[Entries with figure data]
==================================================

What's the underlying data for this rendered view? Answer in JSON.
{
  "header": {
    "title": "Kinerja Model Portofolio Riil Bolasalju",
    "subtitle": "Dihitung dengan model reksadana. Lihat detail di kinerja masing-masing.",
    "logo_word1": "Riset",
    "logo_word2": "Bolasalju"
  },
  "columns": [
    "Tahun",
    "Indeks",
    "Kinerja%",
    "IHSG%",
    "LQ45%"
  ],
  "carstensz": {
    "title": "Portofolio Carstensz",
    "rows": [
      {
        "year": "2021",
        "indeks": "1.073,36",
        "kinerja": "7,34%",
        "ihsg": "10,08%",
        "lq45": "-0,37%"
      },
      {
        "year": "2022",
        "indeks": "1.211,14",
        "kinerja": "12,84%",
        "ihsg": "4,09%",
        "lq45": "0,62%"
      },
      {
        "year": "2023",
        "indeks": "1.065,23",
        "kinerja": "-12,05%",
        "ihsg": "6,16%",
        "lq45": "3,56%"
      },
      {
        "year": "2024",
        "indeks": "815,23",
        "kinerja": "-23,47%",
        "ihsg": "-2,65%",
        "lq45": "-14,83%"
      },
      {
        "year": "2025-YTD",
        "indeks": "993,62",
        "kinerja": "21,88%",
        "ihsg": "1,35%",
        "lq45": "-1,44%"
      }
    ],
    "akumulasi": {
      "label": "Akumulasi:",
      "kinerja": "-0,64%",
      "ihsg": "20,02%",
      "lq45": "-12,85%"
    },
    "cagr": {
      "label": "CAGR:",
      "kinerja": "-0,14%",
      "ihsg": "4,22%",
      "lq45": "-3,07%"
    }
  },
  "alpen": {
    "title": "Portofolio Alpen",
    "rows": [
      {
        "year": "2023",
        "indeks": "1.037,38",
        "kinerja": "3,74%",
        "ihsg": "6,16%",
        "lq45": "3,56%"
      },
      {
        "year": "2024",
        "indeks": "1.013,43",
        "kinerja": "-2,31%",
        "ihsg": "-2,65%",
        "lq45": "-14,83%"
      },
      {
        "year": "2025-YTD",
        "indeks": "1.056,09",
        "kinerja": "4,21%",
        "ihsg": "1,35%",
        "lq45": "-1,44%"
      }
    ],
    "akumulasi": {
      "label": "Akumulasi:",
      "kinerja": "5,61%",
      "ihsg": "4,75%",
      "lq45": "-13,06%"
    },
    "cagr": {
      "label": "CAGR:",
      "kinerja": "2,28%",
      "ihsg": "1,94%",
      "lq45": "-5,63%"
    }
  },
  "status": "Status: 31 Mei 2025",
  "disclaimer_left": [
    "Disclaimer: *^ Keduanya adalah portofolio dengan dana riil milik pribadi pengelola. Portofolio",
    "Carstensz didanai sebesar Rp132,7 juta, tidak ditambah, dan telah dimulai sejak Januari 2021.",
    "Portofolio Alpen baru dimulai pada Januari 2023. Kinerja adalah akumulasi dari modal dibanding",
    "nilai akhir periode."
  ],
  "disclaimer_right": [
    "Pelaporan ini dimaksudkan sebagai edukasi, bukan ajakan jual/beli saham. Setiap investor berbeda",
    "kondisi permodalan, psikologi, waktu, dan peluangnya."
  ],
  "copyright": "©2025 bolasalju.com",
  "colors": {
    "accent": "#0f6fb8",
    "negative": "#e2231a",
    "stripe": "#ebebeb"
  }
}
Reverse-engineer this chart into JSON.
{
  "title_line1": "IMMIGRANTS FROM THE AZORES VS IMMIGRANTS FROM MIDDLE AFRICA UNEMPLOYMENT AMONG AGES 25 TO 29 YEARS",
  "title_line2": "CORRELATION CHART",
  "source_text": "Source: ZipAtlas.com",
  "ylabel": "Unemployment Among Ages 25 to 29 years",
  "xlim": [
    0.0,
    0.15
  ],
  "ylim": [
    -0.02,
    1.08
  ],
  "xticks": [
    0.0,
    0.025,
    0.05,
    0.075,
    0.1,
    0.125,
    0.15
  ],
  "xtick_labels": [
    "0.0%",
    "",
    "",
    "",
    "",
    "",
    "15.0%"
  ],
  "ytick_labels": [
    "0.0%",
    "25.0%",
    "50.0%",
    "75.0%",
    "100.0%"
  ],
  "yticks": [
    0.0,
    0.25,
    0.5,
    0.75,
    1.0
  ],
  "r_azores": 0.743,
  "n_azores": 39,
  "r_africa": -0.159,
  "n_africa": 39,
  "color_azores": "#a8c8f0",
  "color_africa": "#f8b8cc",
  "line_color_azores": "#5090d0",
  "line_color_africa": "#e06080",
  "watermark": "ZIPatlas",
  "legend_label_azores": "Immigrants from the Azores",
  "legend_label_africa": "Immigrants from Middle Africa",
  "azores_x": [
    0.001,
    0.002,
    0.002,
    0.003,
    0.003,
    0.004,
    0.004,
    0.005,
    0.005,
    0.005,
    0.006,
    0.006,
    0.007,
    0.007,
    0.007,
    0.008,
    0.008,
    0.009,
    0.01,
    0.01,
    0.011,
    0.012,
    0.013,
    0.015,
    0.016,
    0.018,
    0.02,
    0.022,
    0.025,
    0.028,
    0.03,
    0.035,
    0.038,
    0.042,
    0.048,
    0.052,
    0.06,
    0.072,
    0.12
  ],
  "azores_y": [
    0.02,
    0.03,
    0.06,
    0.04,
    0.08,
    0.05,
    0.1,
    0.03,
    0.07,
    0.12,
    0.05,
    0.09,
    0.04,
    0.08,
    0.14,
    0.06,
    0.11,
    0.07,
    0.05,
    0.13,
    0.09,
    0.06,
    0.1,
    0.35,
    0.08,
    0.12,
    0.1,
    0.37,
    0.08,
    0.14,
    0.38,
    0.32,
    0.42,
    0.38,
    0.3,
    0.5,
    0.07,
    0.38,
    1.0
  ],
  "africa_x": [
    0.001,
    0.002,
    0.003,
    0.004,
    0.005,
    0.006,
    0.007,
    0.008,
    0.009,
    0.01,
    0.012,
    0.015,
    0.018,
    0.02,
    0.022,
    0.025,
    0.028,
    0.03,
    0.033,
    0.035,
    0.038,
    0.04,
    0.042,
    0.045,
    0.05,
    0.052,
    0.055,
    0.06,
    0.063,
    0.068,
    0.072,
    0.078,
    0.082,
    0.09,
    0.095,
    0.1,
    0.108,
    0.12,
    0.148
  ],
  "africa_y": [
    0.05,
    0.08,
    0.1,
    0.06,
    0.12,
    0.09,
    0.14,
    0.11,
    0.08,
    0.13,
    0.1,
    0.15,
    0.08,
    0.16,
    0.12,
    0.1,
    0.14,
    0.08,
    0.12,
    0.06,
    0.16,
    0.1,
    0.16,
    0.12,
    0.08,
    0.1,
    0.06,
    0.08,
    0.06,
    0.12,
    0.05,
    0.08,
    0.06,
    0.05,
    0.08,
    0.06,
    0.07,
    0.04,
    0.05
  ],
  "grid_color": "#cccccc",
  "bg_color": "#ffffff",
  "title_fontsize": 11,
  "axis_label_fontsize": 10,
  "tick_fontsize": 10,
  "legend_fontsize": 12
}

==================================================

Task directions
Copy every line from the records above that contains the word "dengan".

Final result
    "subtitle": "Dihitung dengan model reksadana. Lihat detail di kinerja masing-masing.",
    "Disclaimer: *^ Keduanya adalah portofolio dengan dana riil milik pribadi pengelola. Portofolio",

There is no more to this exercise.